§ **필요한 작업**
아래 자료의 줄을 하나도 빠짐없이 한 글자도 바꾸지 않고 그대로 다시 적어 줄 수 있나요? 그림은 답에 넣지 마세요.

§ **작업 자료**
* * * * * * * * *
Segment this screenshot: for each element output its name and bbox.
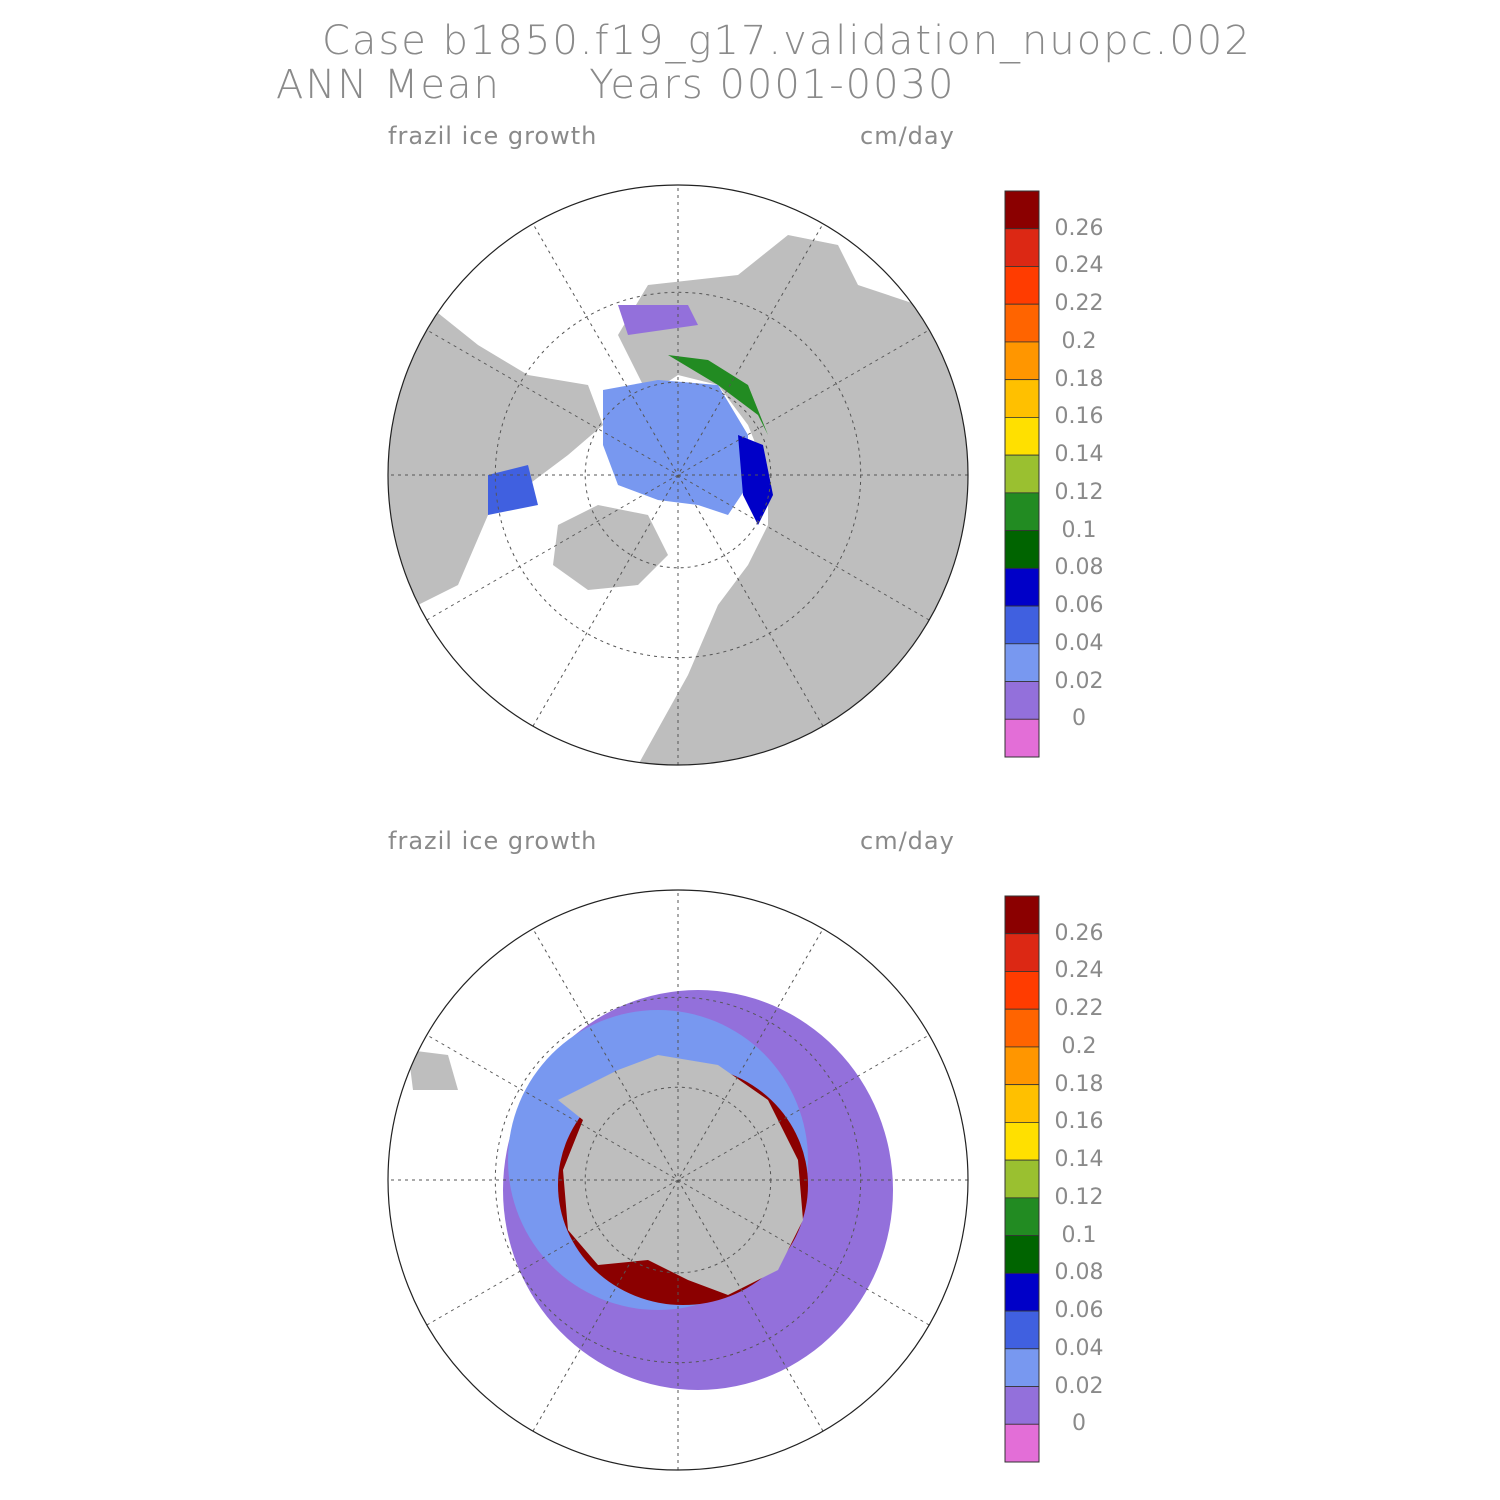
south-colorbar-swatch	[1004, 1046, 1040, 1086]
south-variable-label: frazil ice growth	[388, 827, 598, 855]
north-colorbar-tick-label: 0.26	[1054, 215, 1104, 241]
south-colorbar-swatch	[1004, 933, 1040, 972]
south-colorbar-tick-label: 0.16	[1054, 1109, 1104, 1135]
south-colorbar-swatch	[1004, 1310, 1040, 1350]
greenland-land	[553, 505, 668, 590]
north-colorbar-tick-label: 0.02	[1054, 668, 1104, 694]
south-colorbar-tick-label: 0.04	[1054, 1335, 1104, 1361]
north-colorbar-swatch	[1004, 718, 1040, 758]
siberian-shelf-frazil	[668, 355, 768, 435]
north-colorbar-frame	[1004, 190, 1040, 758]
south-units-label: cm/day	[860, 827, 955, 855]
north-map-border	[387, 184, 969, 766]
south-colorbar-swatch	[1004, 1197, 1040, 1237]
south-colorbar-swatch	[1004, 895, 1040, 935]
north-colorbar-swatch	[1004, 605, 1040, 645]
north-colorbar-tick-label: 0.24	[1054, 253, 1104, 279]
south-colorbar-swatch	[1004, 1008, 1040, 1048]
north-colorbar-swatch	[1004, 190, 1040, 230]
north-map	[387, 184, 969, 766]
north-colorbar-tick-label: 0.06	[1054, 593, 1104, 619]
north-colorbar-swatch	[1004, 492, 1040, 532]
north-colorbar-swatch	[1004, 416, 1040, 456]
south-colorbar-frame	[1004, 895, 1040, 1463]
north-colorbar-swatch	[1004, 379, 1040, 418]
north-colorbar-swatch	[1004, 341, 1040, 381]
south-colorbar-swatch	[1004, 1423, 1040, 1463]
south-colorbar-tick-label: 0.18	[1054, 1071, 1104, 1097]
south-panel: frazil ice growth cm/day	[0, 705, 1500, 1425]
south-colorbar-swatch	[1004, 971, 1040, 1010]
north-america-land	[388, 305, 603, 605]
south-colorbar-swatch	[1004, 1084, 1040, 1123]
* * * * * * * * *
§ **완성된 작업**
Segment this screenshot: for each element output its name and bbox.
south-colorbar-swatch	[1004, 1046, 1040, 1086]
south-variable-label: frazil ice growth	[388, 827, 598, 855]
north-colorbar-tick-label: 0.26	[1054, 215, 1104, 241]
south-colorbar-swatch	[1004, 933, 1040, 972]
south-colorbar-tick-label: 0.16	[1054, 1109, 1104, 1135]
south-colorbar-swatch	[1004, 1310, 1040, 1350]
greenland-land	[553, 505, 668, 590]
north-colorbar-tick-label: 0.02	[1054, 668, 1104, 694]
south-colorbar-tick-label: 0.04	[1054, 1335, 1104, 1361]
north-colorbar-swatch	[1004, 718, 1040, 758]
siberian-shelf-frazil	[668, 355, 768, 435]
north-colorbar-frame	[1004, 190, 1040, 758]
south-units-label: cm/day	[860, 827, 955, 855]
north-map-border	[387, 184, 969, 766]
south-colorbar-swatch	[1004, 1197, 1040, 1237]
south-colorbar-swatch	[1004, 895, 1040, 935]
north-colorbar-swatch	[1004, 605, 1040, 645]
north-colorbar-tick-label: 0.24	[1054, 253, 1104, 279]
south-colorbar-swatch	[1004, 1008, 1040, 1048]
north-colorbar-swatch	[1004, 190, 1040, 230]
north-map	[387, 184, 969, 766]
north-colorbar-tick-label: 0.06	[1054, 593, 1104, 619]
north-colorbar-swatch	[1004, 492, 1040, 532]
north-colorbar-swatch	[1004, 416, 1040, 456]
south-colorbar-frame	[1004, 895, 1040, 1463]
north-colorbar-swatch	[1004, 379, 1040, 418]
north-colorbar-swatch	[1004, 341, 1040, 381]
south-colorbar-swatch	[1004, 1423, 1040, 1463]
south-colorbar-tick-label: 0.18	[1054, 1071, 1104, 1097]
south-panel: frazil ice growth cm/day	[0, 705, 1500, 1425]
south-colorbar-swatch	[1004, 971, 1040, 1010]
north-america-land	[388, 305, 603, 605]
south-colorbar-swatch	[1004, 1084, 1040, 1123]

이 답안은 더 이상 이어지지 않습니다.